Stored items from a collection

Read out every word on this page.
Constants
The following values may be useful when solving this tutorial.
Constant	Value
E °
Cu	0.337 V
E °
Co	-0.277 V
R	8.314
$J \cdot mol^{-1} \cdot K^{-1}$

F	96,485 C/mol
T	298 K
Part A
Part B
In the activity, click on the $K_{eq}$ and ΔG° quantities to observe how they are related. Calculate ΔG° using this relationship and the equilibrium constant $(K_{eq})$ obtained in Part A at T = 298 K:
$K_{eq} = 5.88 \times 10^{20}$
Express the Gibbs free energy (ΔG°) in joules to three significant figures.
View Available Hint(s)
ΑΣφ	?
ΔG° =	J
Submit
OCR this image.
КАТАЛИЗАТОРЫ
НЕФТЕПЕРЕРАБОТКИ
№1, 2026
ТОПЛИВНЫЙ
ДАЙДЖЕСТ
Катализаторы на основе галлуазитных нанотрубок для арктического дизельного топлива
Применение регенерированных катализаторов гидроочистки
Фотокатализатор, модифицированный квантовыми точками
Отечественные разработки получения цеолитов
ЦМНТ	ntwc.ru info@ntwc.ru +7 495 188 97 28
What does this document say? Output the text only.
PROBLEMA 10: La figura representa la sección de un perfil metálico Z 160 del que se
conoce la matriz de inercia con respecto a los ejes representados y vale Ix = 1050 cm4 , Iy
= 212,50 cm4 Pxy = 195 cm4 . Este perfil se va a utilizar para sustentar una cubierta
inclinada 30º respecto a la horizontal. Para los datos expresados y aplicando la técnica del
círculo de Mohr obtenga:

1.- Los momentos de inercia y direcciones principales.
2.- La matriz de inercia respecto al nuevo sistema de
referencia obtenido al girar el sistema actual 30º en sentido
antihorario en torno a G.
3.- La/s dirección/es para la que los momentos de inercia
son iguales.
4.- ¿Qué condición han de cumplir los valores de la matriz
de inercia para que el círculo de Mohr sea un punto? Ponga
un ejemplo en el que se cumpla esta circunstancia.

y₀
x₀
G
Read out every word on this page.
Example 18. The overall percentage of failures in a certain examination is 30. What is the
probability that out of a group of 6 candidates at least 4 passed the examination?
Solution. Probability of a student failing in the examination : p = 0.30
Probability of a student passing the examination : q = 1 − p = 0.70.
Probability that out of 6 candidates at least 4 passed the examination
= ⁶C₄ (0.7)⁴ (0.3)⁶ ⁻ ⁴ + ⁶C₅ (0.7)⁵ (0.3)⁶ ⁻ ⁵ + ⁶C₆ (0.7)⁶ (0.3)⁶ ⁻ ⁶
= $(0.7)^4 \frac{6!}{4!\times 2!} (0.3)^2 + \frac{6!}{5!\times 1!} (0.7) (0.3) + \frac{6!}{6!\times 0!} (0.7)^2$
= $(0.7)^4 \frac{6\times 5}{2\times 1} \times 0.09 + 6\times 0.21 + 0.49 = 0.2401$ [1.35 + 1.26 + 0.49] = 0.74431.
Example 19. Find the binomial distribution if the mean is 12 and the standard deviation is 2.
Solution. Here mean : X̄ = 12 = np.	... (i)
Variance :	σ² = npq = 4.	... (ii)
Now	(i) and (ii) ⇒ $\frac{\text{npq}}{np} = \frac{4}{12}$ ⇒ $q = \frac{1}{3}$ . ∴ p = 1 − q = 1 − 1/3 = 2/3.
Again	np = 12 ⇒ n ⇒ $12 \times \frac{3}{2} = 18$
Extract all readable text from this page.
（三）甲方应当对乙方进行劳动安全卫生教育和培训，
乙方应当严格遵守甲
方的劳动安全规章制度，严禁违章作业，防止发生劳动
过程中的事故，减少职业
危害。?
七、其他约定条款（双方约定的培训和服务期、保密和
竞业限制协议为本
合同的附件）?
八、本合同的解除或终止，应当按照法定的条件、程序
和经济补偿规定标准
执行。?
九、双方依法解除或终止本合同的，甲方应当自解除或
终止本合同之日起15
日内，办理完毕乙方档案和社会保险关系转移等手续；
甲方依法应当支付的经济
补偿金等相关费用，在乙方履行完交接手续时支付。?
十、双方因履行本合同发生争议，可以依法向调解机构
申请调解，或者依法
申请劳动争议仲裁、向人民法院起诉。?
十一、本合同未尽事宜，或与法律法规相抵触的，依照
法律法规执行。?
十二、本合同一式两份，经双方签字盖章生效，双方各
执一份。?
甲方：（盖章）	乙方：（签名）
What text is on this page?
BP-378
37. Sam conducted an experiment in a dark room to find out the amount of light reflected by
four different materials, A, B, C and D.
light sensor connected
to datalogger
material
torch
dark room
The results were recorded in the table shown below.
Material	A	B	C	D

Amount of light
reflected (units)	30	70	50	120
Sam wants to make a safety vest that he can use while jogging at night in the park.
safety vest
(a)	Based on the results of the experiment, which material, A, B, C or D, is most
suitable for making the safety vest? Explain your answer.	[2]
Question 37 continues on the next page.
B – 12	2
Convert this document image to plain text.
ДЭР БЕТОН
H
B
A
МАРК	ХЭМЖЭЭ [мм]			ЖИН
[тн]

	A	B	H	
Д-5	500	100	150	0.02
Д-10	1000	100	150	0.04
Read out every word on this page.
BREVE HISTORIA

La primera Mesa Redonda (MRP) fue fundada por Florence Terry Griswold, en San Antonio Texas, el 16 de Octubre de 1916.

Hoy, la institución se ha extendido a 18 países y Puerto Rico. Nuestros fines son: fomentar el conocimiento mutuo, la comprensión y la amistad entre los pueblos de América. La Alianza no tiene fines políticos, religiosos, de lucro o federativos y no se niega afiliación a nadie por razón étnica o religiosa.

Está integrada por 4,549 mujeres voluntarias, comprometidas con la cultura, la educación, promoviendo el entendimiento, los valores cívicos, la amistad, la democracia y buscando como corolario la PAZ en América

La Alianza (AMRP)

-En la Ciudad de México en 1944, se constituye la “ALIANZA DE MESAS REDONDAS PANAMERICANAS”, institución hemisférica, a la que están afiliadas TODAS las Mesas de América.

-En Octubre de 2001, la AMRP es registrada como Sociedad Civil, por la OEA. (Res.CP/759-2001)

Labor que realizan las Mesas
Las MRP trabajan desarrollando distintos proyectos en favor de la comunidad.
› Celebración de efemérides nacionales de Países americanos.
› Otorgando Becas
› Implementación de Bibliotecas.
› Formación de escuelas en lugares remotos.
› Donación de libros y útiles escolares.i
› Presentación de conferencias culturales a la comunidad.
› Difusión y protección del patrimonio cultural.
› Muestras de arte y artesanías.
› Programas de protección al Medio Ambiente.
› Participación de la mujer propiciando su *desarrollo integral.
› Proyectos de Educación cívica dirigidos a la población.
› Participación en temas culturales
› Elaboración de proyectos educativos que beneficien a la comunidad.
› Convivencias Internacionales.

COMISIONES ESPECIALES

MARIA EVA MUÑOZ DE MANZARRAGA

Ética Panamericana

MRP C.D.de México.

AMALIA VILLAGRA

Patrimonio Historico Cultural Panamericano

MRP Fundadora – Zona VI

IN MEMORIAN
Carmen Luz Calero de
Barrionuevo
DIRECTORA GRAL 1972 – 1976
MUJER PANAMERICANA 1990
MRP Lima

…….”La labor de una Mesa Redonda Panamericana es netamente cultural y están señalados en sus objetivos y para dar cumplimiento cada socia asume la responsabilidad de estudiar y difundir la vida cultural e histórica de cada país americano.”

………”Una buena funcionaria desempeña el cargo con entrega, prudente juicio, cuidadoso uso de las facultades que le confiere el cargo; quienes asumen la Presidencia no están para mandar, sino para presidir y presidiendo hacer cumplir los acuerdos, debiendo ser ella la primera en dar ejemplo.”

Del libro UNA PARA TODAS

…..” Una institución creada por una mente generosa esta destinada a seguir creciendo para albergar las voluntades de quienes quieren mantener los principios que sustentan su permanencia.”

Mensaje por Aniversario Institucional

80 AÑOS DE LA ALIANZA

## SET TASK
Go through the records and print each one exactly.

## FINISHED ANSWER
Read out every word on this page.
Constants
The following values may be useful when solving this tutorial.
Constant	Value
E °
Cu	0.337 V
E °
Co	-0.277 V
R	8.314
$J \cdot mol^{-1} \cdot K^{-1}$

F	96,485 C/mol
T	298 K
Part A
Part B
In the activity, click on the $K_{eq}$ and ΔG° quantities to observe how they are related. Calculate ΔG° using this relationship and the equilibrium constant $(K_{eq})$ obtained in Part A at T = 298 K:
$K_{eq} = 5.88 \times 10^{20}$
Express the Gibbs free energy (ΔG°) in joules to three significant figures.
View Available Hint(s)
ΑΣφ	?
ΔG° =	J
Submit
OCR this image.
КАТАЛИЗАТОРЫ
НЕФТЕПЕРЕРАБОТКИ
№1, 2026
ТОПЛИВНЫЙ
ДАЙДЖЕСТ
Катализаторы на основе галлуазитных нанотрубок для арктического дизельного топлива
Применение регенерированных катализаторов гидроочистки
Фотокатализатор, модифицированный квантовыми точками
Отечественные разработки получения цеолитов
ЦМНТ	ntwc.ru info@ntwc.ru +7 495 188 97 28
What does this document say? Output the text only.
PROBLEMA 10: La figura representa la sección de un perfil metálico Z 160 del que se
conoce la matriz de inercia con respecto a los ejes representados y vale Ix = 1050 cm4 , Iy
= 212,50 cm4 Pxy = 195 cm4 . Este perfil se va a utilizar para sustentar una cubierta
inclinada 30º respecto a la horizontal. Para los datos expresados y aplicando la técnica del
círculo de Mohr obtenga:

1.- Los momentos de inercia y direcciones principales.
2.- La matriz de inercia respecto al nuevo sistema de
referencia obtenido al girar el sistema actual 30º en sentido
antihorario en torno a G.
3.- La/s dirección/es para la que los momentos de inercia
son iguales.
4.- ¿Qué condición han de cumplir los valores de la matriz
de inercia para que el círculo de Mohr sea un punto? Ponga
un ejemplo en el que se cumpla esta circunstancia.

y₀
x₀
G
Read out every word on this page.
Example 18. The overall percentage of failures in a certain examination is 30. What is the
probability that out of a group of 6 candidates at least 4 passed the examination?
Solution. Probability of a student failing in the examination : p = 0.30
Probability of a student passing the examination : q = 1 − p = 0.70.
Probability that out of 6 candidates at least 4 passed the examination
= ⁶C₄ (0.7)⁴ (0.3)⁶ ⁻ ⁴ + ⁶C₅ (0.7)⁵ (0.3)⁶ ⁻ ⁵ + ⁶C₆ (0.7)⁶ (0.3)⁶ ⁻ ⁶
= $(0.7)^4 \frac{6!}{4!\times 2!} (0.3)^2 + \frac{6!}{5!\times 1!} (0.7) (0.3) + \frac{6!}{6!\times 0!} (0.7)^2$
= $(0.7)^4 \frac{6\times 5}{2\times 1} \times 0.09 + 6\times 0.21 + 0.49 = 0.2401$ [1.35 + 1.26 + 0.49] = 0.74431.
Example 19. Find the binomial distribution if the mean is 12 and the standard deviation is 2.
Solution. Here mean : X̄ = 12 = np.	... (i)
Variance :	σ² = npq = 4.	... (ii)
Now	(i) and (ii) ⇒ $\frac{\text{npq}}{np} = \frac{4}{12}$ ⇒ $q = \frac{1}{3}$ . ∴ p = 1 − q = 1 − 1/3 = 2/3.
Again	np = 12 ⇒ n ⇒ $12 \times \frac{3}{2} = 18$
Extract all readable text from this page.
（三）甲方应当对乙方进行劳动安全卫生教育和培训，
乙方应当严格遵守甲
方的劳动安全规章制度，严禁违章作业，防止发生劳动
过程中的事故，减少职业
危害。?
七、其他约定条款（双方约定的培训和服务期、保密和
竞业限制协议为本
合同的附件）?
八、本合同的解除或终止，应当按照法定的条件、程序
和经济补偿规定标准
执行。?
九、双方依法解除或终止本合同的，甲方应当自解除或
终止本合同之日起15
日内，办理完毕乙方档案和社会保险关系转移等手续；
甲方依法应当支付的经济
补偿金等相关费用，在乙方履行完交接手续时支付。?
十、双方因履行本合同发生争议，可以依法向调解机构
申请调解，或者依法
申请劳动争议仲裁、向人民法院起诉。?
十一、本合同未尽事宜，或与法律法规相抵触的，依照
法律法规执行。?
十二、本合同一式两份，经双方签字盖章生效，双方各
执一份。?
甲方：（盖章）	乙方：（签名）
What text is on this page?
BP-378
37. Sam conducted an experiment in a dark room to find out the amount of light reflected by
four different materials, A, B, C and D.
light sensor connected
to datalogger
material
torch
dark room
The results were recorded in the table shown below.
Material	A	B	C	D

Amount of light
reflected (units)	30	70	50	120
Sam wants to make a safety vest that he can use while jogging at night in the park.
safety vest
(a)	Based on the results of the experiment, which material, A, B, C or D, is most
suitable for making the safety vest? Explain your answer.	[2]
Question 37 continues on the next page.
B – 12	2
Convert this document image to plain text.
ДЭР БЕТОН
H
B
A
МАРК	ХЭМЖЭЭ [мм]			ЖИН
[тн]

	A	B	H	
Д-5	500	100	150	0.02
Д-10	1000	100	150	0.04
Read out every word on this page.
BREVE HISTORIA

La primera Mesa Redonda (MRP) fue fundada por Florence Terry Griswold, en San Antonio Texas, el 16 de Octubre de 1916.

Hoy, la institución se ha extendido a 18 países y Puerto Rico. Nuestros fines son: fomentar el conocimiento mutuo, la comprensión y la amistad entre los pueblos de América. La Alianza no tiene fines políticos, religiosos, de lucro o federativos y no se niega afiliación a nadie por razón étnica o religiosa.

Está integrada por 4,549 mujeres voluntarias, comprometidas con la cultura, la educación, promoviendo el entendimiento, los valores cívicos, la amistad, la democracia y buscando como corolario la PAZ en América

La Alianza (AMRP)

-En la Ciudad de México en 1944, se constituye la “ALIANZA DE MESAS REDONDAS PANAMERICANAS”, institución hemisférica, a la que están afiliadas TODAS las Mesas de América.

-En Octubre de 2001, la AMRP es registrada como Sociedad Civil, por la OEA. (Res.CP/759-2001)

Labor que realizan las Mesas
Las MRP trabajan desarrollando distintos proyectos en favor de la comunidad.
› Celebración de efemérides nacionales de Países americanos.
› Otorgando Becas
› Implementación de Bibliotecas.
› Formación de escuelas en lugares remotos.
› Donación de libros y útiles escolares.i
› Presentación de conferencias culturales a la comunidad.
› Difusión y protección del patrimonio cultural.
› Muestras de arte y artesanías.
› Programas de protección al Medio Ambiente.
› Participación de la mujer propiciando su *desarrollo integral.
› Proyectos de Educación cívica dirigidos a la población.
› Participación en temas culturales
› Elaboración de proyectos educativos que beneficien a la comunidad.
› Convivencias Internacionales.

COMISIONES ESPECIALES

MARIA EVA MUÑOZ DE MANZARRAGA

Ética Panamericana

MRP C.D.de México.

AMALIA VILLAGRA

Patrimonio Historico Cultural Panamericano

MRP Fundadora – Zona VI

IN MEMORIAN
Carmen Luz Calero de
Barrionuevo
DIRECTORA GRAL 1972 – 1976
MUJER PANAMERICANA 1990
MRP Lima

…….”La labor de una Mesa Redonda Panamericana es netamente cultural y están señalados en sus objetivos y para dar cumplimiento cada socia asume la responsabilidad de estudiar y difundir la vida cultural e histórica de cada país americano.”

………”Una buena funcionaria desempeña el cargo con entrega, prudente juicio, cuidadoso uso de las facultades que le confiere el cargo; quienes asumen la Presidencia no están para mandar, sino para presidir y presidiendo hacer cumplir los acuerdos, debiendo ser ella la primera en dar ejemplo.”

Del libro UNA PARA TODAS

…..” Una institución creada por una mente generosa esta destinada a seguir creciendo para albergar las voluntades de quienes quieren mantener los principios que sustentan su permanencia.”

Mensaje por Aniversario Institucional

80 AÑOS DE LA ALIANZA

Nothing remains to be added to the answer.